** start **
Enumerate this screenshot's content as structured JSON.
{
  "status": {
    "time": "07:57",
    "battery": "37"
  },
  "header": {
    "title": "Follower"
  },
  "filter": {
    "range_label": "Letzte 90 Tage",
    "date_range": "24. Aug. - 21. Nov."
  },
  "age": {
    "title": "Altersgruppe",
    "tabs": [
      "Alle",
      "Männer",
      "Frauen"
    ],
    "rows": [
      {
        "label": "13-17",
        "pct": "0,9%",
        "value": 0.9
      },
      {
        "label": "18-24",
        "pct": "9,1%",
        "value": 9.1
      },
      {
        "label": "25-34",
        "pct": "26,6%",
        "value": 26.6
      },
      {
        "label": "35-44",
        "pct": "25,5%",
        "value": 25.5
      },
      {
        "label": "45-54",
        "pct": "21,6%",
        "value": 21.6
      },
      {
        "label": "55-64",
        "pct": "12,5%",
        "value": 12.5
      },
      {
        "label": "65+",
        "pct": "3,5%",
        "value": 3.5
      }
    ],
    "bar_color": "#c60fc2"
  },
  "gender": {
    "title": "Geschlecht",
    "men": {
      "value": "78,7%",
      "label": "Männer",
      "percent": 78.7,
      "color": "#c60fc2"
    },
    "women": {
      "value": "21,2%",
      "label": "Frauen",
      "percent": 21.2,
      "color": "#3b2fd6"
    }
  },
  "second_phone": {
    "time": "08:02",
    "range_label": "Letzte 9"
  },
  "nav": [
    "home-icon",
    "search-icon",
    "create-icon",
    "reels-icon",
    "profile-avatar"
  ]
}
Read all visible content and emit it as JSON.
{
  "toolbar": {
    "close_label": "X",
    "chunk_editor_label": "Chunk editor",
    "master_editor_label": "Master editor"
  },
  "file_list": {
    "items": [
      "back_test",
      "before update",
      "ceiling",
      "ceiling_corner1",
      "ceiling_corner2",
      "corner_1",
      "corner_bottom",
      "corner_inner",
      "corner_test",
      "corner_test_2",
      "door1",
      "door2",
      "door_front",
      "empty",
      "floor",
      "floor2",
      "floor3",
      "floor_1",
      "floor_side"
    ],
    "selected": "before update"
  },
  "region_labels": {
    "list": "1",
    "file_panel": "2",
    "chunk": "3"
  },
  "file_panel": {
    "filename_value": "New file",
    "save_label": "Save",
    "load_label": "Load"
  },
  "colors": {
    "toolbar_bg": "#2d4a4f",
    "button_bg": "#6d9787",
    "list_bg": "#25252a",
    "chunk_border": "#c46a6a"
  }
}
** end **
Your task is to extract all of the records exactly.

Enumerate this screenshot's content as structured JSON.
{
  "status": {
    "time": "07:57",
    "battery": "37"
  },
  "header": {
    "title": "Follower"
  },
  "filter": {
    "range_label": "Letzte 90 Tage",
    "date_range": "24. Aug. - 21. Nov."
  },
  "age": {
    "title": "Altersgruppe",
    "tabs": [
      "Alle",
      "Männer",
      "Frauen"
    ],
    "rows": [
      {
        "label": "13-17",
        "pct": "0,9%",
        "value": 0.9
      },
      {
        "label": "18-24",
        "pct": "9,1%",
        "value": 9.1
      },
      {
        "label": "25-34",
        "pct": "26,6%",
        "value": 26.6
      },
      {
        "label": "35-44",
        "pct": "25,5%",
        "value": 25.5
      },
      {
        "label": "45-54",
        "pct": "21,6%",
        "value": 21.6
      },
      {
        "label": "55-64",
        "pct": "12,5%",
        "value": 12.5
      },
      {
        "label": "65+",
        "pct": "3,5%",
        "value": 3.5
      }
    ],
    "bar_color": "#c60fc2"
  },
  "gender": {
    "title": "Geschlecht",
    "men": {
      "value": "78,7%",
      "label": "Männer",
      "percent": 78.7,
      "color": "#c60fc2"
    },
    "women": {
      "value": "21,2%",
      "label": "Frauen",
      "percent": 21.2,
      "color": "#3b2fd6"
    }
  },
  "second_phone": {
    "time": "08:02",
    "range_label": "Letzte 9"
  },
  "nav": [
    "home-icon",
    "search-icon",
    "create-icon",
    "reels-icon",
    "profile-avatar"
  ]
}
Read all visible content and emit it as JSON.
{
  "toolbar": {
    "close_label": "X",
    "chunk_editor_label": "Chunk editor",
    "master_editor_label": "Master editor"
  },
  "file_list": {
    "items": [
      "back_test",
      "before update",
      "ceiling",
      "ceiling_corner1",
      "ceiling_corner2",
      "corner_1",
      "corner_bottom",
      "corner_inner",
      "corner_test",
      "corner_test_2",
      "door1",
      "door2",
      "door_front",
      "empty",
      "floor",
      "floor2",
      "floor3",
      "floor_1",
      "floor_side"
    ],
    "selected": "before update"
  },
  "region_labels": {
    "list": "1",
    "file_panel": "2",
    "chunk": "3"
  },
  "file_panel": {
    "filename_value": "New file",
    "save_label": "Save",
    "load_label": "Load"
  },
  "colors": {
    "toolbar_bg": "#2d4a4f",
    "button_bg": "#6d9787",
    "list_bg": "#25252a",
    "chunk_border": "#c46a6a"
  }
}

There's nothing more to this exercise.